[BEGIN]
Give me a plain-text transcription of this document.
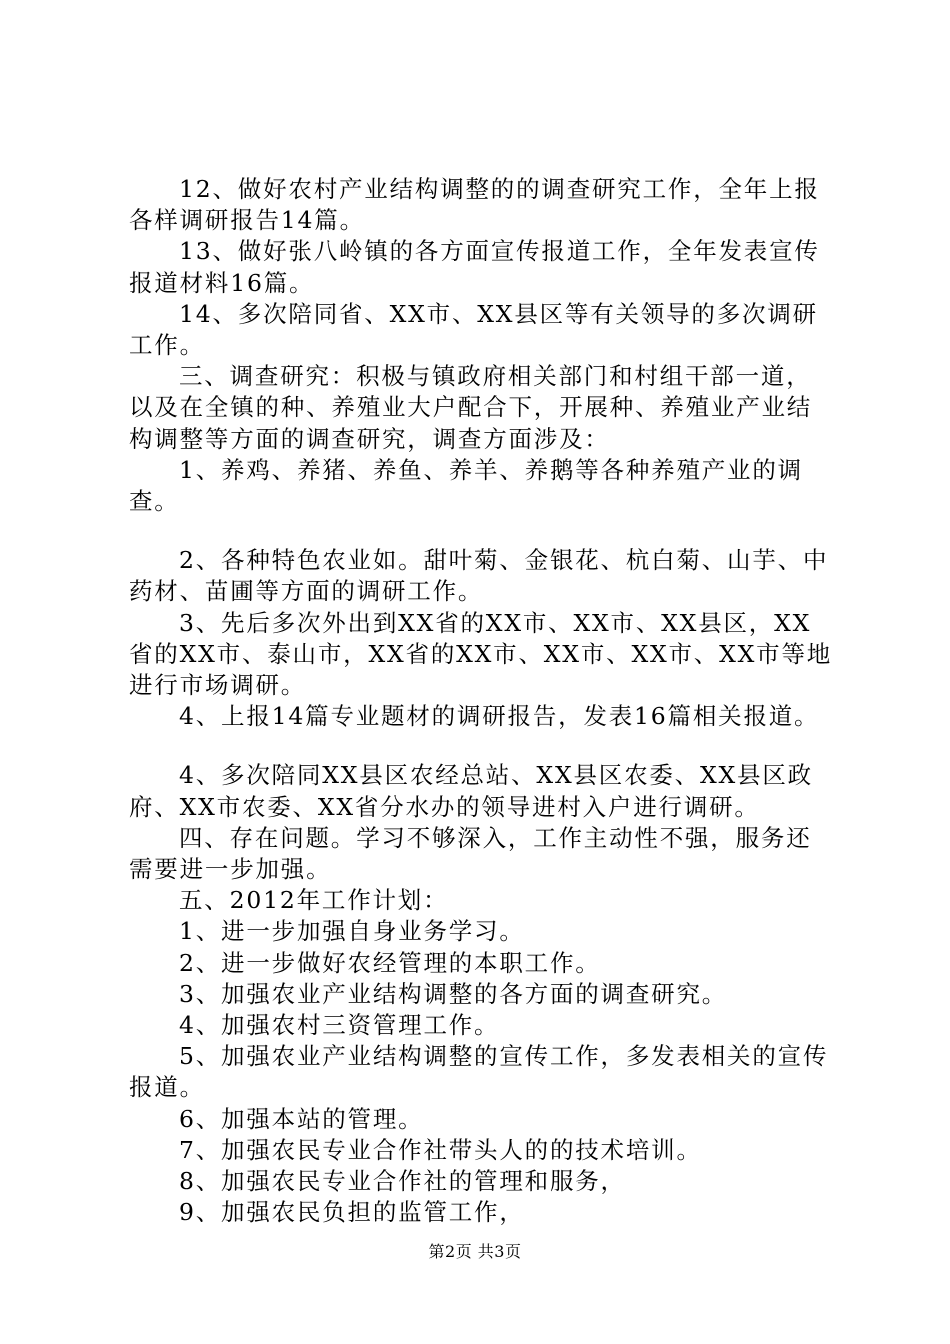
12、做好农村产业结构调整的的调查研究工作，全年上报各样调研报告14篇。

13、做好张八岭镇的各方面宣传报道工作，全年发表宣传报道材料16篇。

14、多次陪同省、XX市、XX县区等有关领导的多次调研工作。

三、调查研究：积极与镇政府相关部门和村组干部一道，以及在全镇的种、养殖业大户配合下，开展种、养殖业产业结构调整等方面的调查研究，调查方面涉及：

1、养鸡、养猪、养鱼、养羊、养鹅等各种养殖产业的调查。

2、各种特色农业如。甜叶菊、金银花、杭白菊、山芋、中药材、苗圃等方面的调研工作。

3、先后多次外出到XX省的XX市、XX市、XX县区，XX省的XX市、泰山市，XX省的XX市、XX市、XX市、XX市等地进行市场调研。

4、上报14篇专业题材的调研报告，发表16篇相关报道。

4、多次陪同XX县区农经总站、XX县区农委、XX县区政府、XX市农委、XX省分水办的领导进村入户进行调研。

四、存在问题。学习不够深入，工作主动性不强，服务还需要进一步加强。

五、2012年工作计划：

1、进一步加强自身业务学习。

2、进一步做好农经管理的本职工作。

3、加强农业产业结构调整的各方面的调查研究。

4、加强农村三资管理工作。

5、加强农业产业结构调整的宣传工作，多发表相关的宣传报道。

6、加强本站的管理。

7、加强农民专业合作社带头人的的技术培训。

8、加强农民专业合作社的管理和服务，

9、加强农民负担的监管工作，

第2页 共3页
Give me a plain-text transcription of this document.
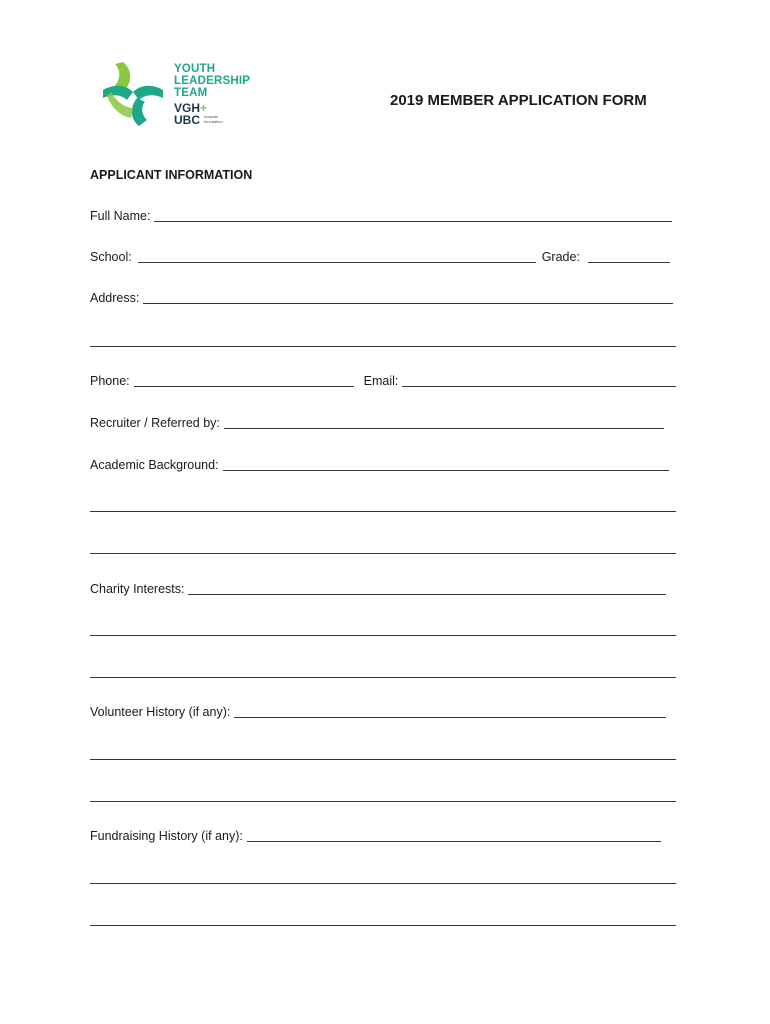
YOUTH
LEADERSHIP
TEAM
VGH+
UBC	hospital foundation
2019 MEMBER APPLICATION FORM
APPLICANT INFORMATION
Full Name:
School:	Grade:
Address:
Phone:	Email:
Recruiter / Referred by:
Academic Background:
Charity Interests:
Volunteer History (if any):
Fundraising History (if any):
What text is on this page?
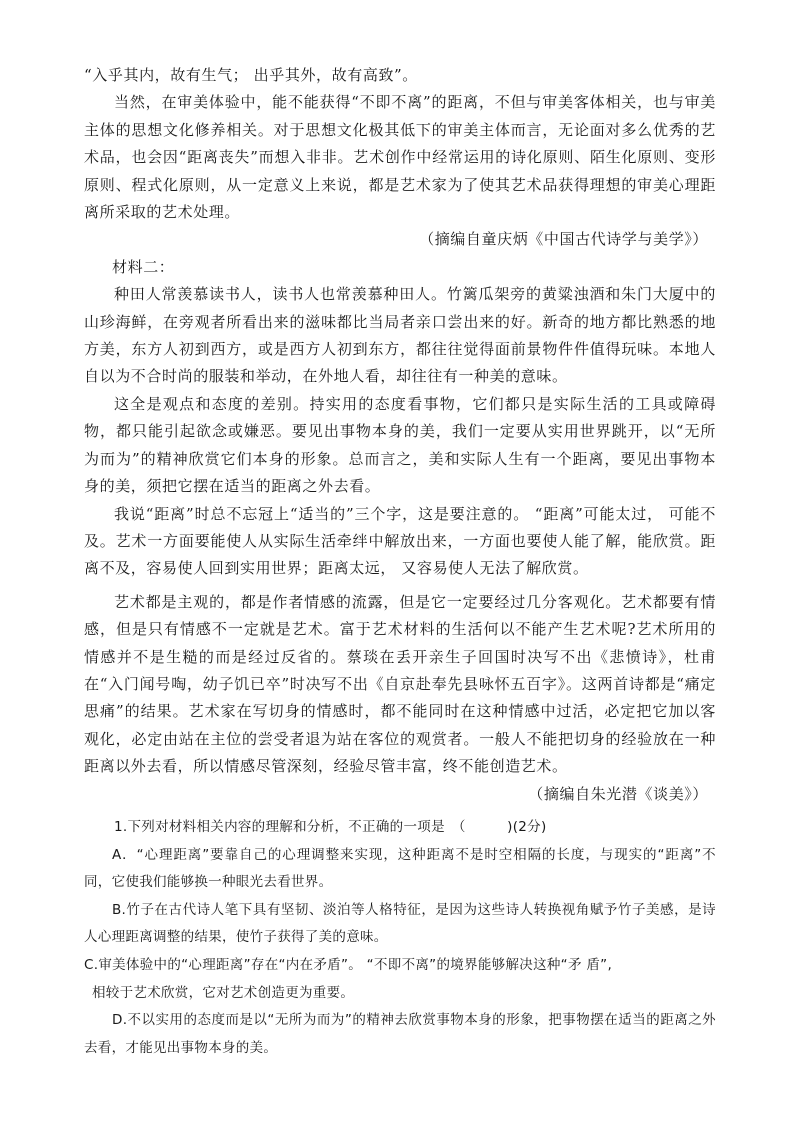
“入乎其内，故有生气； 出乎其外，故有高致”。

当然，在审美体验中，能不能获得“不即不离”的距离，不但与审美客体相关，也与审美主体的思想文化修养相关。对于思想文化极其低下的审美主体而言，无论面对多么优秀的艺术品，也会因“距离丧失”而想入非非。艺术创作中经常运用的诗化原则、陌生化原则、变形原则、程式化原则，从一定意义上来说，都是艺术家为了使其艺术品获得理想的审美心理距离所采取的艺术处理。

（摘编自童庆炳《中国古代诗学与美学》）

材料二：

种田人常羡慕读书人，读书人也常羡慕种田人。竹篱瓜架旁的黄粱浊酒和朱门大厦中的山珍海鲜，在旁观者所看出来的滋味都比当局者亲口尝出来的好。新奇的地方都比熟悉的地方美，东方人初到西方，或是西方人初到东方，都往往觉得面前景物件件值得玩味。本地人自以为不合时尚的服装和举动，在外地人看，却往往有一种美的意味。

这全是观点和态度的差别。持实用的态度看事物，它们都只是实际生活的工具或障碍物，都只能引起欲念或嫌恶。要见出事物本身的美，我们一定要从实用世界跳开，以“无所为而为”的精神欣赏它们本身的形象。总而言之，美和实际人生有一个距离，要见出事物本身的美，须把它摆在适当的距离之外去看。

我说“距离”时总不忘冠上“适当的”三个字，这是要注意的。 “距离”可能太过， 可能不及。艺术一方面要能使人从实际生活牵绊中解放出来，一方面也要使人能了解，能欣赏。距离不及，容易使人回到实用世界；距离太远， 又容易使人无法了解欣赏。

艺术都是主观的，都是作者情感的流露，但是它一定要经过几分客观化。艺术都要有情感，但是只有情感不一定就是艺术。富于艺术材料的生活何以不能产生艺术呢?艺术所用的情感并不是生糙的而是经过反省的。蔡琰在丢开亲生子回国时决写不出《悲愤诗》，杜甫在“入门闻号啕，幼子饥已卒”时决写不出《自京赴奉先县咏怀五百字》。这两首诗都是“痛定思痛”的结果。艺术家在写切身的情感时，都不能同时在这种情感中过活，必定把它加以客观化，必定由站在主位的尝受者退为站在客位的观赏者。一般人不能把切身的经验放在一种距离以外去看，所以情感尽管深刻，经验尽管丰富，终不能创造艺术。

（摘编自朱光潜《谈美》）

1.下列对材料相关内容的理解和分析，不正确的一项是　（　　　)(2分)

A．“心理距离”要靠自己的心理调整来实现，这种距离不是时空相隔的长度，与现实的“距离”不同，它使我们能够换一种眼光去看世界。

B.竹子在古代诗人笔下具有坚韧、淡泊等人格特征，是因为这些诗人转换视角赋予竹子美感，是诗人心理距离调整的结果，使竹子获得了美的意味。

C.审美体验中的“心理距离”存在“内在矛盾”。 “不即不离”的境界能够解决这种“矛 盾”,

相较于艺术欣赏，它对艺术创造更为重要。

D.不以实用的态度而是以“无所为而为”的精神去欣赏事物本身的形象，把事物摆在适当的距离之外去看，才能见出事物本身的美。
[END]
### PROBLEM TO WORK ON
Copy the material exactly. Do not include the pictures.

### OUTPUT BELOW
Give me a plain-text transcription of this document.
12、做好农村产业结构调整的的调查研究工作，全年上报各样调研报告14篇。

13、做好张八岭镇的各方面宣传报道工作，全年发表宣传报道材料16篇。

14、多次陪同省、XX市、XX县区等有关领导的多次调研工作。

三、调查研究：积极与镇政府相关部门和村组干部一道，以及在全镇的种、养殖业大户配合下，开展种、养殖业产业结构调整等方面的调查研究，调查方面涉及：

1、养鸡、养猪、养鱼、养羊、养鹅等各种养殖产业的调查。

2、各种特色农业如。甜叶菊、金银花、杭白菊、山芋、中药材、苗圃等方面的调研工作。

3、先后多次外出到XX省的XX市、XX市、XX县区，XX省的XX市、泰山市，XX省的XX市、XX市、XX市、XX市等地进行市场调研。

4、上报14篇专业题材的调研报告，发表16篇相关报道。

4、多次陪同XX县区农经总站、XX县区农委、XX县区政府、XX市农委、XX省分水办的领导进村入户进行调研。

四、存在问题。学习不够深入，工作主动性不强，服务还需要进一步加强。

五、2012年工作计划：

1、进一步加强自身业务学习。

2、进一步做好农经管理的本职工作。

3、加强农业产业结构调整的各方面的调查研究。

4、加强农村三资管理工作。

5、加强农业产业结构调整的宣传工作，多发表相关的宣传报道。

6、加强本站的管理。

7、加强农民专业合作社带头人的的技术培训。

8、加强农民专业合作社的管理和服务，

9、加强农民负担的监管工作，

第2页 共3页
Give me a plain-text transcription of this document.
YOUTH
LEADERSHIP
TEAM
VGH+
UBC	hospital foundation
2019 MEMBER APPLICATION FORM
APPLICANT INFORMATION
Full Name:
School:	Grade:
Address:
Phone:	Email:
Recruiter / Referred by:
Academic Background:
Charity Interests:
Volunteer History (if any):
Fundraising History (if any):
What text is on this page?
“入乎其内，故有生气； 出乎其外，故有高致”。

当然，在审美体验中，能不能获得“不即不离”的距离，不但与审美客体相关，也与审美主体的思想文化修养相关。对于思想文化极其低下的审美主体而言，无论面对多么优秀的艺术品，也会因“距离丧失”而想入非非。艺术创作中经常运用的诗化原则、陌生化原则、变形原则、程式化原则，从一定意义上来说，都是艺术家为了使其艺术品获得理想的审美心理距离所采取的艺术处理。

（摘编自童庆炳《中国古代诗学与美学》）

材料二：

种田人常羡慕读书人，读书人也常羡慕种田人。竹篱瓜架旁的黄粱浊酒和朱门大厦中的山珍海鲜，在旁观者所看出来的滋味都比当局者亲口尝出来的好。新奇的地方都比熟悉的地方美，东方人初到西方，或是西方人初到东方，都往往觉得面前景物件件值得玩味。本地人自以为不合时尚的服装和举动，在外地人看，却往往有一种美的意味。

这全是观点和态度的差别。持实用的态度看事物，它们都只是实际生活的工具或障碍物，都只能引起欲念或嫌恶。要见出事物本身的美，我们一定要从实用世界跳开，以“无所为而为”的精神欣赏它们本身的形象。总而言之，美和实际人生有一个距离，要见出事物本身的美，须把它摆在适当的距离之外去看。

我说“距离”时总不忘冠上“适当的”三个字，这是要注意的。 “距离”可能太过， 可能不及。艺术一方面要能使人从实际生活牵绊中解放出来，一方面也要使人能了解，能欣赏。距离不及，容易使人回到实用世界；距离太远， 又容易使人无法了解欣赏。

艺术都是主观的，都是作者情感的流露，但是它一定要经过几分客观化。艺术都要有情感，但是只有情感不一定就是艺术。富于艺术材料的生活何以不能产生艺术呢?艺术所用的情感并不是生糙的而是经过反省的。蔡琰在丢开亲生子回国时决写不出《悲愤诗》，杜甫在“入门闻号啕，幼子饥已卒”时决写不出《自京赴奉先县咏怀五百字》。这两首诗都是“痛定思痛”的结果。艺术家在写切身的情感时，都不能同时在这种情感中过活，必定把它加以客观化，必定由站在主位的尝受者退为站在客位的观赏者。一般人不能把切身的经验放在一种距离以外去看，所以情感尽管深刻，经验尽管丰富，终不能创造艺术。

（摘编自朱光潜《谈美》）

1.下列对材料相关内容的理解和分析，不正确的一项是　（　　　)(2分)

A．“心理距离”要靠自己的心理调整来实现，这种距离不是时空相隔的长度，与现实的“距离”不同，它使我们能够换一种眼光去看世界。

B.竹子在古代诗人笔下具有坚韧、淡泊等人格特征，是因为这些诗人转换视角赋予竹子美感，是诗人心理距离调整的结果，使竹子获得了美的意味。

C.审美体验中的“心理距离”存在“内在矛盾”。 “不即不离”的境界能够解决这种“矛 盾”,

相较于艺术欣赏，它对艺术创造更为重要。

D.不以实用的态度而是以“无所为而为”的精神去欣赏事物本身的形象，把事物摆在适当的距离之外去看，才能见出事物本身的美。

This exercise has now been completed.